Written request:
Among the entries below, find the lines with "label" and copy them.

== == ==

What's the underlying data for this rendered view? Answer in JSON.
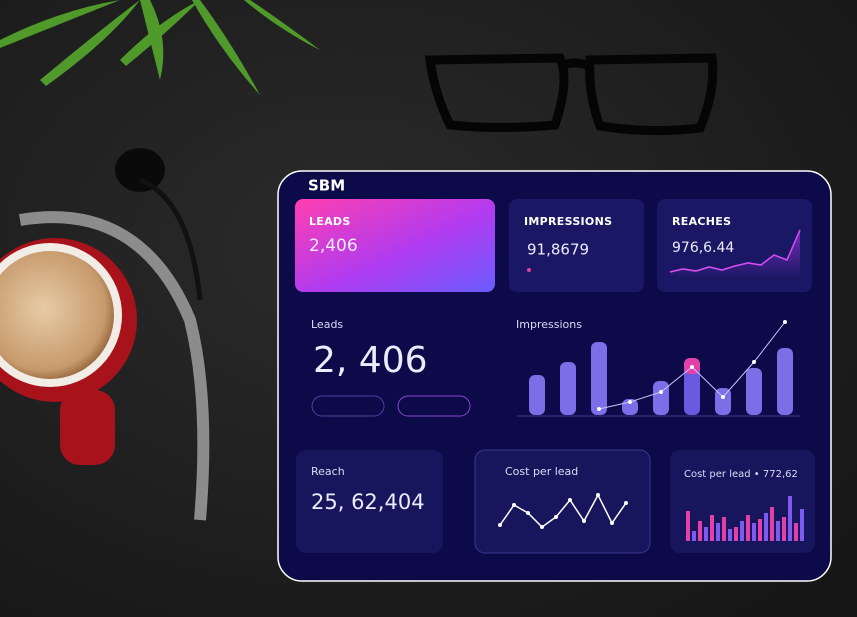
{
  "header": {
    "brand": "SBM"
  },
  "cards": [
    {
      "label": "LEADS",
      "value": "2,406"
    },
    {
      "label": "IMPRESSIONS",
      "value": "91,8679"
    },
    {
      "label": "REACHES",
      "value": "976,6.44",
      "trend": [
        3,
        6,
        4,
        8,
        5,
        9,
        12,
        10,
        20,
        15,
        45
      ]
    }
  ],
  "leads": {
    "title": "Leads",
    "value": "2, 406"
  },
  "impressions": {
    "title": "Impressions",
    "bars": [
      40,
      53,
      73,
      16,
      34,
      57,
      27,
      47,
      67
    ],
    "line": [
      null,
      null,
      3,
      10,
      20,
      45,
      15,
      50,
      90
    ]
  },
  "reach": {
    "title": "Reach",
    "value": "25, 62,404"
  },
  "cost_per_lead": {
    "title": "Cost per lead",
    "line": [
      10,
      30,
      22,
      8,
      18,
      35,
      14,
      40,
      12,
      32
    ]
  },
  "cost_per_lead_total": {
    "title": "Cost per lead • 772,62",
    "colors": [
      "#e23fa8",
      "#7c5cf0"
    ],
    "bars": [
      30,
      10,
      20,
      14,
      26,
      18,
      24,
      12,
      14,
      20,
      26,
      18,
      22,
      28,
      34,
      20,
      24,
      45,
      18,
      32
    ]
  }
}
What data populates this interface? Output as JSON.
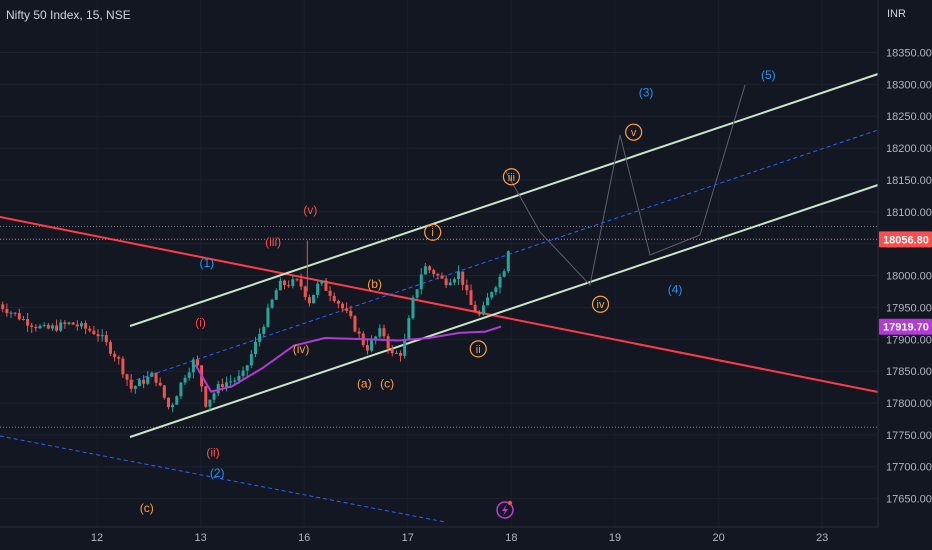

== == ==

Answer to the exercise:
      "label": "LEADS",
      "label": "IMPRESSIONS",
      "label": "REACHES",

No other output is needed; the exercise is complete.